* BEGIN *
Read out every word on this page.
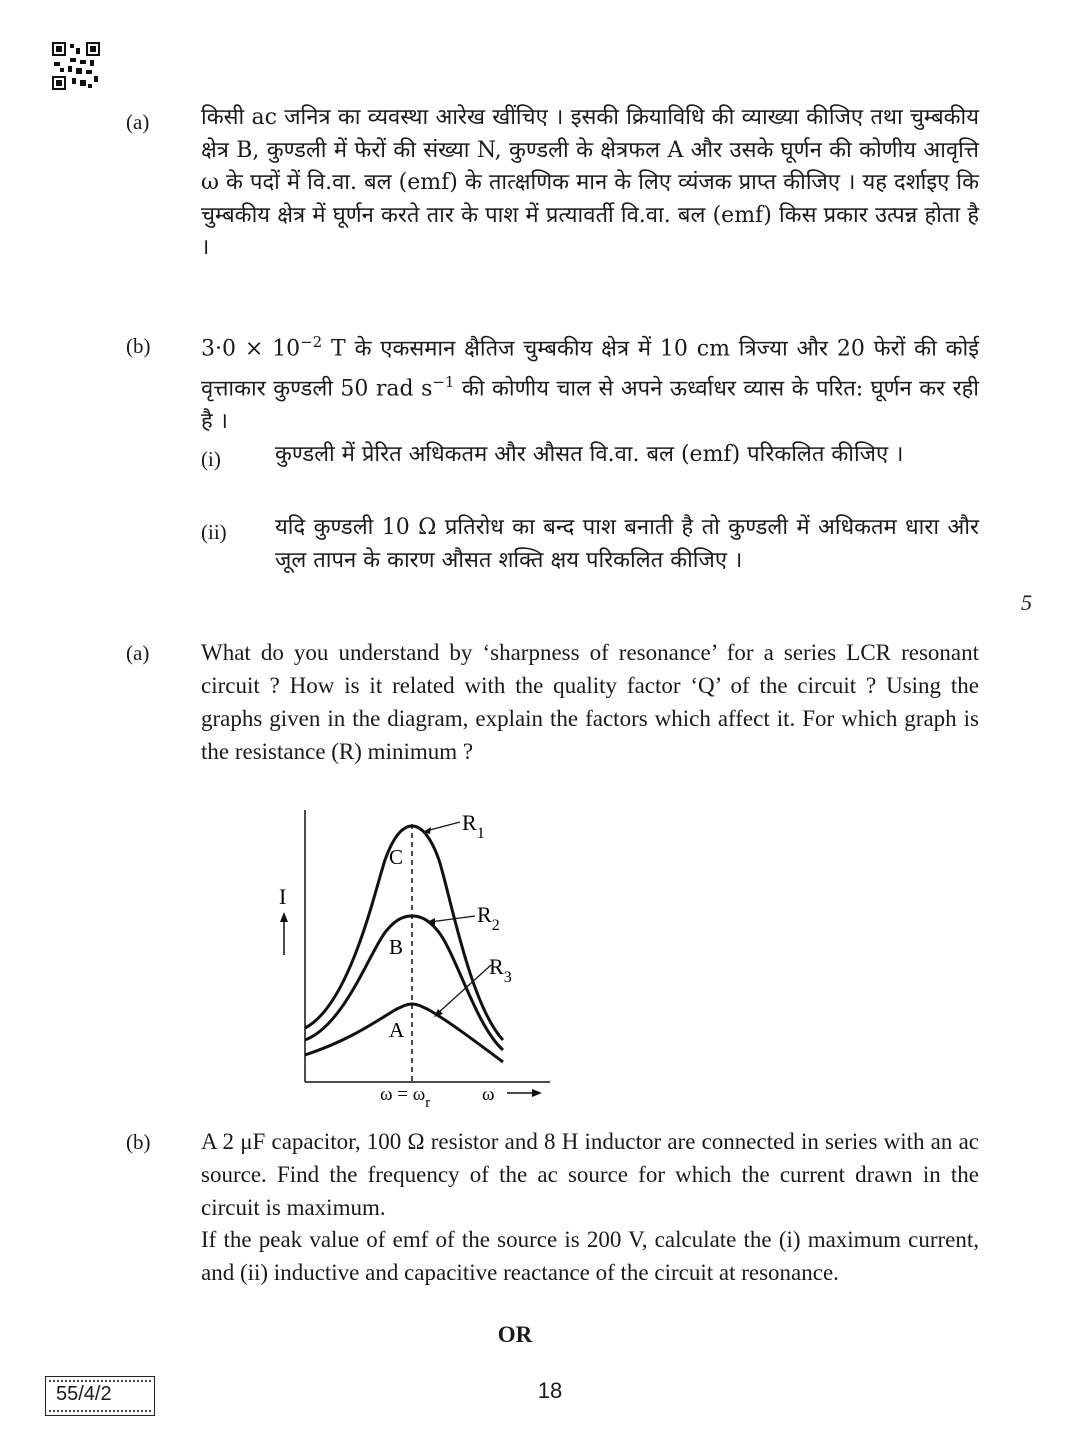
(a) किसी ac जनित्र का व्यवस्था आरेख खींचिए । इसकी क्रियाविधि की व्याख्या कीजिए तथा चुम्बकीय क्षेत्र B, कुण्डली में फेरों की संख्या N, कुण्डली के क्षेत्रफल A और उसके घूर्णन की कोणीय आवृत्ति ω के पदों में वि.वा. बल (emf) के तात्क्षणिक मान के लिए व्यंजक प्राप्त कीजिए । यह दर्शाइए कि चुम्बकीय क्षेत्र में घूर्णन करते तार के पाश में प्रत्यावर्ती वि.वा. बल (emf) किस प्रकार उत्पन्न होता है ।
(b) $3\cdot 0 \times 10^{-2}$ T के एकसमान क्षैतिज चुम्बकीय क्षेत्र में 10 cm त्रिज्या और 20 फेरों की कोई वृत्ताकार कुण्डली 50 rad $s^{-1}$ की कोणीय चाल से अपने ऊर्ध्वाधर व्यास के परित: घूर्णन कर रही है ।
(i) कुण्डली में प्रेरित अधिकतम और औसत वि.वा. बल (emf) परिकलित कीजिए ।
(ii) यदि कुण्डली 10 Ω प्रतिरोध का बन्द पाश बनाती है तो कुण्डली में अधिकतम धारा और जूल तापन के कारण औसत शक्ति क्षय परिकलित कीजिए ।
5
(a) What do you understand by ‘sharpness of resonance’ for a series LCR resonant circuit ? How is it related with the quality factor ‘Q’ of the circuit ? Using the graphs given in the diagram, explain the factors which affect it. For which graph is the resistance (R) minimum ?
I
C
B
A
$R_1$
$R_2$
$R_3$
$\omega = \omega_r$	ω
(b) A 2 μF capacitor, 100 Ω resistor and 8 H inductor are connected in series with an ac source. Find the frequency of the ac source for which the current drawn in the circuit is maximum.
If the peak value of emf of the source is 200 V, calculate the (i) maximum current, and (ii) inductive and capacitive reactance of the circuit at resonance.
OR
55/4/2	18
* END *
[Exercise goal]: Reply with one number only: how many lines of the listing hold "circuit"?

[Answer to this task]: 3